In your copy, reproduce the entries exactly as they are, minus the images.

[Excerpts from a figure dataset]
——————
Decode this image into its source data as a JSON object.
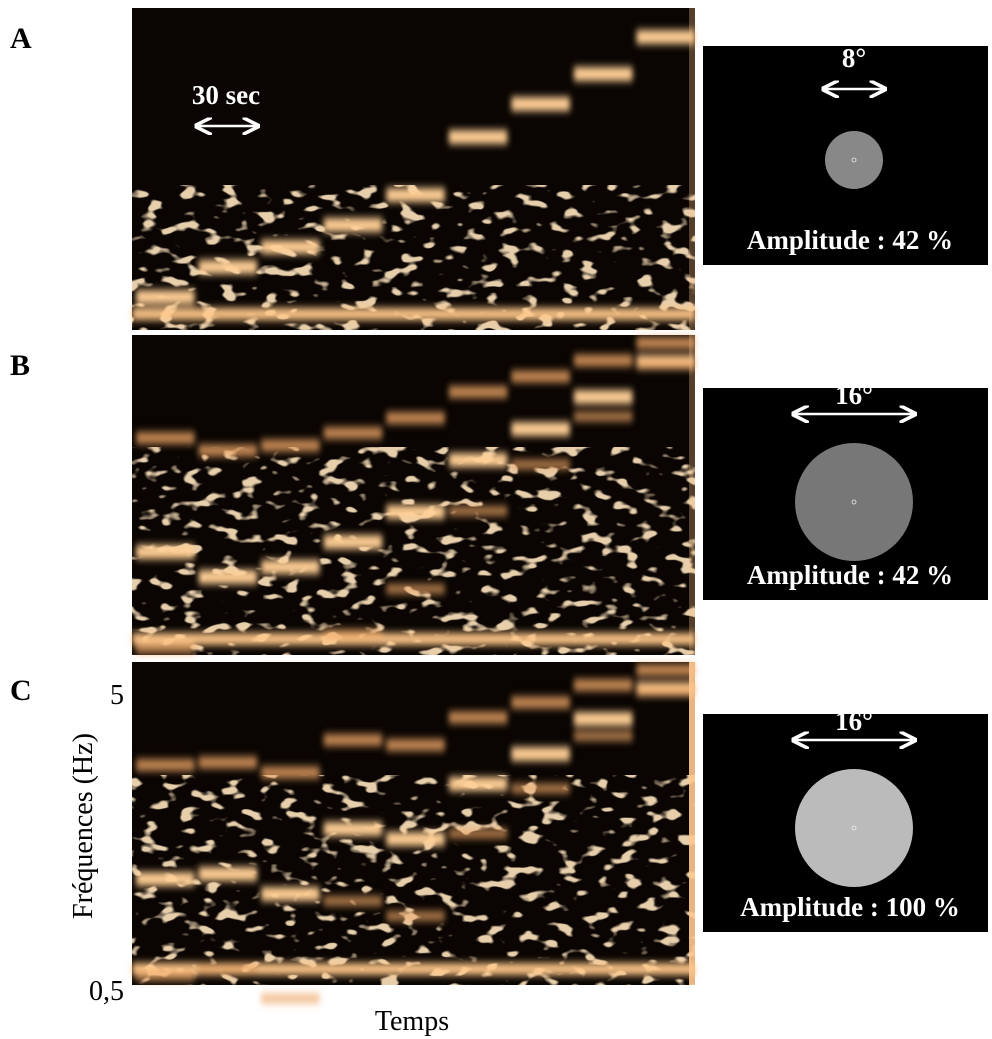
{
  "panels": [
    {
      "label": "A",
      "stimulus": {
        "size": "8°",
        "amplitude": "Amplitude : 42 %"
      }
    },
    {
      "label": "B",
      "stimulus": {
        "size": "16°",
        "amplitude": "Amplitude : 42 %"
      }
    },
    {
      "label": "C",
      "stimulus": {
        "size": "16°",
        "amplitude": "Amplitude : 100 %"
      }
    }
  ],
  "scale_bar": "30 sec",
  "y_axis": {
    "label": "Fréquences (Hz)",
    "max": "5",
    "min": "0,5"
  },
  "x_axis": {
    "label": "Temps"
  }
}
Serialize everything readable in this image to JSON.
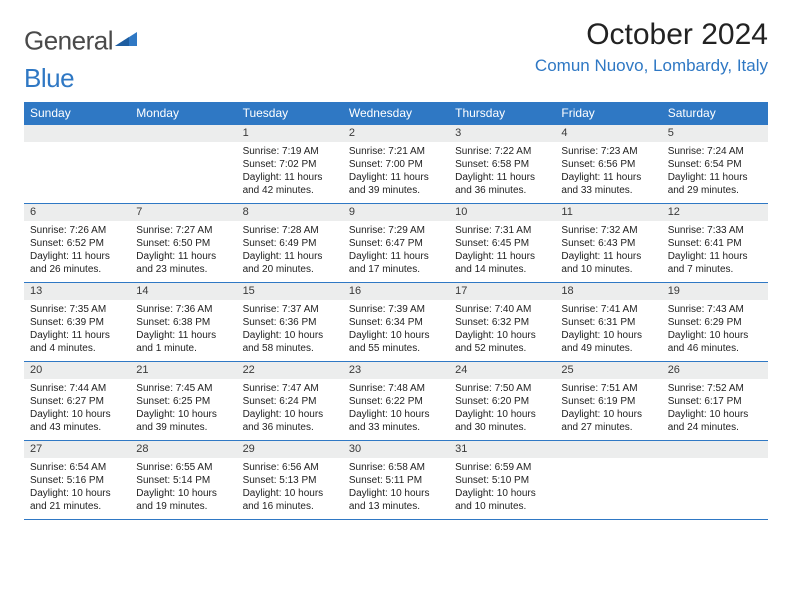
{
  "brand": {
    "name_a": "General",
    "name_b": "Blue"
  },
  "title": "October 2024",
  "location": "Comun Nuovo, Lombardy, Italy",
  "colors": {
    "header_bg": "#2f78c4",
    "header_text": "#ffffff",
    "daynum_bg": "#eceded",
    "border": "#2f78c4",
    "body_bg": "#ffffff",
    "text": "#000000",
    "title_text": "#222222",
    "location_text": "#2f78c4"
  },
  "typography": {
    "title_fontsize": 30,
    "location_fontsize": 17,
    "dow_fontsize": 12,
    "daynum_fontsize": 11,
    "body_fontsize": 10
  },
  "dow": [
    "Sunday",
    "Monday",
    "Tuesday",
    "Wednesday",
    "Thursday",
    "Friday",
    "Saturday"
  ],
  "weeks": [
    [
      {
        "n": "",
        "sunrise": "",
        "sunset": "",
        "daylight": ""
      },
      {
        "n": "",
        "sunrise": "",
        "sunset": "",
        "daylight": ""
      },
      {
        "n": "1",
        "sunrise": "Sunrise: 7:19 AM",
        "sunset": "Sunset: 7:02 PM",
        "daylight": "Daylight: 11 hours and 42 minutes."
      },
      {
        "n": "2",
        "sunrise": "Sunrise: 7:21 AM",
        "sunset": "Sunset: 7:00 PM",
        "daylight": "Daylight: 11 hours and 39 minutes."
      },
      {
        "n": "3",
        "sunrise": "Sunrise: 7:22 AM",
        "sunset": "Sunset: 6:58 PM",
        "daylight": "Daylight: 11 hours and 36 minutes."
      },
      {
        "n": "4",
        "sunrise": "Sunrise: 7:23 AM",
        "sunset": "Sunset: 6:56 PM",
        "daylight": "Daylight: 11 hours and 33 minutes."
      },
      {
        "n": "5",
        "sunrise": "Sunrise: 7:24 AM",
        "sunset": "Sunset: 6:54 PM",
        "daylight": "Daylight: 11 hours and 29 minutes."
      }
    ],
    [
      {
        "n": "6",
        "sunrise": "Sunrise: 7:26 AM",
        "sunset": "Sunset: 6:52 PM",
        "daylight": "Daylight: 11 hours and 26 minutes."
      },
      {
        "n": "7",
        "sunrise": "Sunrise: 7:27 AM",
        "sunset": "Sunset: 6:50 PM",
        "daylight": "Daylight: 11 hours and 23 minutes."
      },
      {
        "n": "8",
        "sunrise": "Sunrise: 7:28 AM",
        "sunset": "Sunset: 6:49 PM",
        "daylight": "Daylight: 11 hours and 20 minutes."
      },
      {
        "n": "9",
        "sunrise": "Sunrise: 7:29 AM",
        "sunset": "Sunset: 6:47 PM",
        "daylight": "Daylight: 11 hours and 17 minutes."
      },
      {
        "n": "10",
        "sunrise": "Sunrise: 7:31 AM",
        "sunset": "Sunset: 6:45 PM",
        "daylight": "Daylight: 11 hours and 14 minutes."
      },
      {
        "n": "11",
        "sunrise": "Sunrise: 7:32 AM",
        "sunset": "Sunset: 6:43 PM",
        "daylight": "Daylight: 11 hours and 10 minutes."
      },
      {
        "n": "12",
        "sunrise": "Sunrise: 7:33 AM",
        "sunset": "Sunset: 6:41 PM",
        "daylight": "Daylight: 11 hours and 7 minutes."
      }
    ],
    [
      {
        "n": "13",
        "sunrise": "Sunrise: 7:35 AM",
        "sunset": "Sunset: 6:39 PM",
        "daylight": "Daylight: 11 hours and 4 minutes."
      },
      {
        "n": "14",
        "sunrise": "Sunrise: 7:36 AM",
        "sunset": "Sunset: 6:38 PM",
        "daylight": "Daylight: 11 hours and 1 minute."
      },
      {
        "n": "15",
        "sunrise": "Sunrise: 7:37 AM",
        "sunset": "Sunset: 6:36 PM",
        "daylight": "Daylight: 10 hours and 58 minutes."
      },
      {
        "n": "16",
        "sunrise": "Sunrise: 7:39 AM",
        "sunset": "Sunset: 6:34 PM",
        "daylight": "Daylight: 10 hours and 55 minutes."
      },
      {
        "n": "17",
        "sunrise": "Sunrise: 7:40 AM",
        "sunset": "Sunset: 6:32 PM",
        "daylight": "Daylight: 10 hours and 52 minutes."
      },
      {
        "n": "18",
        "sunrise": "Sunrise: 7:41 AM",
        "sunset": "Sunset: 6:31 PM",
        "daylight": "Daylight: 10 hours and 49 minutes."
      },
      {
        "n": "19",
        "sunrise": "Sunrise: 7:43 AM",
        "sunset": "Sunset: 6:29 PM",
        "daylight": "Daylight: 10 hours and 46 minutes."
      }
    ],
    [
      {
        "n": "20",
        "sunrise": "Sunrise: 7:44 AM",
        "sunset": "Sunset: 6:27 PM",
        "daylight": "Daylight: 10 hours and 43 minutes."
      },
      {
        "n": "21",
        "sunrise": "Sunrise: 7:45 AM",
        "sunset": "Sunset: 6:25 PM",
        "daylight": "Daylight: 10 hours and 39 minutes."
      },
      {
        "n": "22",
        "sunrise": "Sunrise: 7:47 AM",
        "sunset": "Sunset: 6:24 PM",
        "daylight": "Daylight: 10 hours and 36 minutes."
      },
      {
        "n": "23",
        "sunrise": "Sunrise: 7:48 AM",
        "sunset": "Sunset: 6:22 PM",
        "daylight": "Daylight: 10 hours and 33 minutes."
      },
      {
        "n": "24",
        "sunrise": "Sunrise: 7:50 AM",
        "sunset": "Sunset: 6:20 PM",
        "daylight": "Daylight: 10 hours and 30 minutes."
      },
      {
        "n": "25",
        "sunrise": "Sunrise: 7:51 AM",
        "sunset": "Sunset: 6:19 PM",
        "daylight": "Daylight: 10 hours and 27 minutes."
      },
      {
        "n": "26",
        "sunrise": "Sunrise: 7:52 AM",
        "sunset": "Sunset: 6:17 PM",
        "daylight": "Daylight: 10 hours and 24 minutes."
      }
    ],
    [
      {
        "n": "27",
        "sunrise": "Sunrise: 6:54 AM",
        "sunset": "Sunset: 5:16 PM",
        "daylight": "Daylight: 10 hours and 21 minutes."
      },
      {
        "n": "28",
        "sunrise": "Sunrise: 6:55 AM",
        "sunset": "Sunset: 5:14 PM",
        "daylight": "Daylight: 10 hours and 19 minutes."
      },
      {
        "n": "29",
        "sunrise": "Sunrise: 6:56 AM",
        "sunset": "Sunset: 5:13 PM",
        "daylight": "Daylight: 10 hours and 16 minutes."
      },
      {
        "n": "30",
        "sunrise": "Sunrise: 6:58 AM",
        "sunset": "Sunset: 5:11 PM",
        "daylight": "Daylight: 10 hours and 13 minutes."
      },
      {
        "n": "31",
        "sunrise": "Sunrise: 6:59 AM",
        "sunset": "Sunset: 5:10 PM",
        "daylight": "Daylight: 10 hours and 10 minutes."
      },
      {
        "n": "",
        "sunrise": "",
        "sunset": "",
        "daylight": ""
      },
      {
        "n": "",
        "sunrise": "",
        "sunset": "",
        "daylight": ""
      }
    ]
  ]
}
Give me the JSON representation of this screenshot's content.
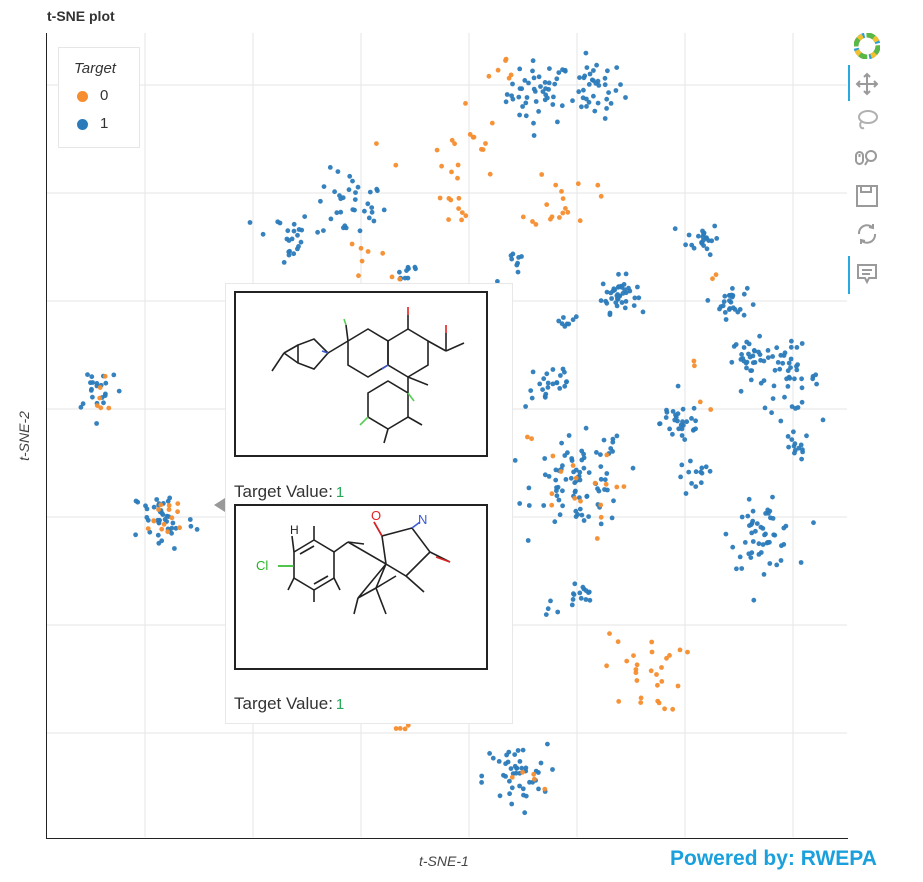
——————
* Expected answer:
Decode this image into its source data as a JSON object.
{
  "panels": [
    {
      "label": "A",
      "stimulus": {
        "size": "8°",
        "amplitude": "Amplitude : 42 %"
      }
    },
    {
      "label": "B",
      "stimulus": {
        "size": "16°",
        "amplitude": "Amplitude : 42 %"
      }
    },
    {
      "label": "C",
      "stimulus": {
        "size": "16°",
        "amplitude": "Amplitude : 100 %"
      }
    }
  ],
  "scale_bar": "30 sec",
  "y_axis": {
    "label": "Fréquences (Hz)",
    "max": "5",
    "min": "0,5"
  },
  "x_axis": {
    "label": "Temps"
  }
}
Serialize everything readable in this image to JSON.
{
  "brand": {
    "name_a": "General",
    "name_b": "Blue"
  },
  "title": "October 2024",
  "location": "Comun Nuovo, Lombardy, Italy",
  "colors": {
    "header_bg": "#2f78c4",
    "header_text": "#ffffff",
    "daynum_bg": "#eceded",
    "border": "#2f78c4",
    "body_bg": "#ffffff",
    "text": "#000000",
    "title_text": "#222222",
    "location_text": "#2f78c4"
  },
  "typography": {
    "title_fontsize": 30,
    "location_fontsize": 17,
    "dow_fontsize": 12,
    "daynum_fontsize": 11,
    "body_fontsize": 10
  },
  "dow": [
    "Sunday",
    "Monday",
    "Tuesday",
    "Wednesday",
    "Thursday",
    "Friday",
    "Saturday"
  ],
  "weeks": [
    [
      {
        "n": "",
        "sunrise": "",
        "sunset": "",
        "daylight": ""
      },
      {
        "n": "",
        "sunrise": "",
        "sunset": "",
        "daylight": ""
      },
      {
        "n": "1",
        "sunrise": "Sunrise: 7:19 AM",
        "sunset": "Sunset: 7:02 PM",
        "daylight": "Daylight: 11 hours and 42 minutes."
      },
      {
        "n": "2",
        "sunrise": "Sunrise: 7:21 AM",
        "sunset": "Sunset: 7:00 PM",
        "daylight": "Daylight: 11 hours and 39 minutes."
      },
      {
        "n": "3",
        "sunrise": "Sunrise: 7:22 AM",
        "sunset": "Sunset: 6:58 PM",
        "daylight": "Daylight: 11 hours and 36 minutes."
      },
      {
        "n": "4",
        "sunrise": "Sunrise: 7:23 AM",
        "sunset": "Sunset: 6:56 PM",
        "daylight": "Daylight: 11 hours and 33 minutes."
      },
      {
        "n": "5",
        "sunrise": "Sunrise: 7:24 AM",
        "sunset": "Sunset: 6:54 PM",
        "daylight": "Daylight: 11 hours and 29 minutes."
      }
    ],
    [
      {
        "n": "6",
        "sunrise": "Sunrise: 7:26 AM",
        "sunset": "Sunset: 6:52 PM",
        "daylight": "Daylight: 11 hours and 26 minutes."
      },
      {
        "n": "7",
        "sunrise": "Sunrise: 7:27 AM",
        "sunset": "Sunset: 6:50 PM",
        "daylight": "Daylight: 11 hours and 23 minutes."
      },
      {
        "n": "8",
        "sunrise": "Sunrise: 7:28 AM",
        "sunset": "Sunset: 6:49 PM",
        "daylight": "Daylight: 11 hours and 20 minutes."
      },
      {
        "n": "9",
        "sunrise": "Sunrise: 7:29 AM",
        "sunset": "Sunset: 6:47 PM",
        "daylight": "Daylight: 11 hours and 17 minutes."
      },
      {
        "n": "10",
        "sunrise": "Sunrise: 7:31 AM",
        "sunset": "Sunset: 6:45 PM",
        "daylight": "Daylight: 11 hours and 14 minutes."
      },
      {
        "n": "11",
        "sunrise": "Sunrise: 7:32 AM",
        "sunset": "Sunset: 6:43 PM",
        "daylight": "Daylight: 11 hours and 10 minutes."
      },
      {
        "n": "12",
        "sunrise": "Sunrise: 7:33 AM",
        "sunset": "Sunset: 6:41 PM",
        "daylight": "Daylight: 11 hours and 7 minutes."
      }
    ],
    [
      {
        "n": "13",
        "sunrise": "Sunrise: 7:35 AM",
        "sunset": "Sunset: 6:39 PM",
        "daylight": "Daylight: 11 hours and 4 minutes."
      },
      {
        "n": "14",
        "sunrise": "Sunrise: 7:36 AM",
        "sunset": "Sunset: 6:38 PM",
        "daylight": "Daylight: 11 hours and 1 minute."
      },
      {
        "n": "15",
        "sunrise": "Sunrise: 7:37 AM",
        "sunset": "Sunset: 6:36 PM",
        "daylight": "Daylight: 10 hours and 58 minutes."
      },
      {
        "n": "16",
        "sunrise": "Sunrise: 7:39 AM",
        "sunset": "Sunset: 6:34 PM",
        "daylight": "Daylight: 10 hours and 55 minutes."
      },
      {
        "n": "17",
        "sunrise": "Sunrise: 7:40 AM",
        "sunset": "Sunset: 6:32 PM",
        "daylight": "Daylight: 10 hours and 52 minutes."
      },
      {
        "n": "18",
        "sunrise": "Sunrise: 7:41 AM",
        "sunset": "Sunset: 6:31 PM",
        "daylight": "Daylight: 10 hours and 49 minutes."
      },
      {
        "n": "19",
        "sunrise": "Sunrise: 7:43 AM",
        "sunset": "Sunset: 6:29 PM",
        "daylight": "Daylight: 10 hours and 46 minutes."
      }
    ],
    [
      {
        "n": "20",
        "sunrise": "Sunrise: 7:44 AM",
        "sunset": "Sunset: 6:27 PM",
        "daylight": "Daylight: 10 hours and 43 minutes."
      },
      {
        "n": "21",
        "sunrise": "Sunrise: 7:45 AM",
        "sunset": "Sunset: 6:25 PM",
        "daylight": "Daylight: 10 hours and 39 minutes."
      },
      {
        "n": "22",
        "sunrise": "Sunrise: 7:47 AM",
        "sunset": "Sunset: 6:24 PM",
        "daylight": "Daylight: 10 hours and 36 minutes."
      },
      {
        "n": "23",
        "sunrise": "Sunrise: 7:48 AM",
        "sunset": "Sunset: 6:22 PM",
        "daylight": "Daylight: 10 hours and 33 minutes."
      },
      {
        "n": "24",
        "sunrise": "Sunrise: 7:50 AM",
        "sunset": "Sunset: 6:20 PM",
        "daylight": "Daylight: 10 hours and 30 minutes."
      },
      {
        "n": "25",
        "sunrise": "Sunrise: 7:51 AM",
        "sunset": "Sunset: 6:19 PM",
        "daylight": "Daylight: 10 hours and 27 minutes."
      },
      {
        "n": "26",
        "sunrise": "Sunrise: 7:52 AM",
        "sunset": "Sunset: 6:17 PM",
        "daylight": "Daylight: 10 hours and 24 minutes."
      }
    ],
    [
      {
        "n": "27",
        "sunrise": "Sunrise: 6:54 AM",
        "sunset": "Sunset: 5:16 PM",
        "daylight": "Daylight: 10 hours and 21 minutes."
      },
      {
        "n": "28",
        "sunrise": "Sunrise: 6:55 AM",
        "sunset": "Sunset: 5:14 PM",
        "daylight": "Daylight: 10 hours and 19 minutes."
      },
      {
        "n": "29",
        "sunrise": "Sunrise: 6:56 AM",
        "sunset": "Sunset: 5:13 PM",
        "daylight": "Daylight: 10 hours and 16 minutes."
      },
      {
        "n": "30",
        "sunrise": "Sunrise: 6:58 AM",
        "sunset": "Sunset: 5:11 PM",
        "daylight": "Daylight: 10 hours and 13 minutes."
      },
      {
        "n": "31",
        "sunrise": "Sunrise: 6:59 AM",
        "sunset": "Sunset: 5:10 PM",
        "daylight": "Daylight: 10 hours and 10 minutes."
      },
      {
        "n": "",
        "sunrise": "",
        "sunset": "",
        "daylight": ""
      },
      {
        "n": "",
        "sunrise": "",
        "sunset": "",
        "daylight": ""
      }
    ]
  ]
}
Give me the JSON representation of this screenshot's content.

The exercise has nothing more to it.